→ **EXTRACTED MATERIAL**

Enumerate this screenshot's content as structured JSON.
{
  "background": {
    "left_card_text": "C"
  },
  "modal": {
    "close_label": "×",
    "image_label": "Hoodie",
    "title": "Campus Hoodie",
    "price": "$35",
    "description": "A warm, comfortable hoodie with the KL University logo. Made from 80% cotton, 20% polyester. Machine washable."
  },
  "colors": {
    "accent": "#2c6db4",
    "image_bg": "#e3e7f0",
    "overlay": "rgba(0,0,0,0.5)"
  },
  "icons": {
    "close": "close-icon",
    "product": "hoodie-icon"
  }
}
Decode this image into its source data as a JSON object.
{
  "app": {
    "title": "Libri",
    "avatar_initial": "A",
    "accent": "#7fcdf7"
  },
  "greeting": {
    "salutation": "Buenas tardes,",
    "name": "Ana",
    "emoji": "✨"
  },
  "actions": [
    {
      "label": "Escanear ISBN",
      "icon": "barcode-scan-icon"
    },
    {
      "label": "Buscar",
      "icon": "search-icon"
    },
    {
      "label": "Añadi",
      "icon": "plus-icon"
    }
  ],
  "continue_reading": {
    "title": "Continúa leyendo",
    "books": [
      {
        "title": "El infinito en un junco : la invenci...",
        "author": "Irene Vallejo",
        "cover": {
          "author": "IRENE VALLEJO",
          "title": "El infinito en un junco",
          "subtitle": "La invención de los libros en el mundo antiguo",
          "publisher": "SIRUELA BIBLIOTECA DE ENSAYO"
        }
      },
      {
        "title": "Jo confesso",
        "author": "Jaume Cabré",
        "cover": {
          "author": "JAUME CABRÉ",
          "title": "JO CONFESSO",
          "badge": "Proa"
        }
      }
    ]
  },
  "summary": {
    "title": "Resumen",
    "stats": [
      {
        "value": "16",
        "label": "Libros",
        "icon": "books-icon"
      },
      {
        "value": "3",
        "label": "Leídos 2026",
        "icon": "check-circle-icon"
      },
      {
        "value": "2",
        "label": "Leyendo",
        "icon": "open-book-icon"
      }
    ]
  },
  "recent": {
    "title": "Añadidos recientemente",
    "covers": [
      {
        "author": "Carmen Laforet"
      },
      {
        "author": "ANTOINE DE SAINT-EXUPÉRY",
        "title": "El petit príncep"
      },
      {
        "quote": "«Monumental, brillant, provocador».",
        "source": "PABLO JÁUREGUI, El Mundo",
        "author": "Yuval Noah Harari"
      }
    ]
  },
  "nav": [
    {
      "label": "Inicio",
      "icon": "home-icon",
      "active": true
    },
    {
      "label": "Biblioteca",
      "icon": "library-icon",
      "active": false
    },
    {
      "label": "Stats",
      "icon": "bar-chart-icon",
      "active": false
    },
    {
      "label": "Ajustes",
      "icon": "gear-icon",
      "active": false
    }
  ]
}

→ **OBJECTIVE**
Collect every line with the string "author" from the records, and copy each.

→ **TASK OUTPUT**
        "author": "Irene Vallejo",
          "author": "IRENE VALLEJO",
        "author": "Jaume Cabré",
          "author": "JAUME CABRÉ",
        "author": "Carmen Laforet"
        "author": "ANTOINE DE SAINT-EXUPÉRY",
        "author": "Yuval Noah Harari"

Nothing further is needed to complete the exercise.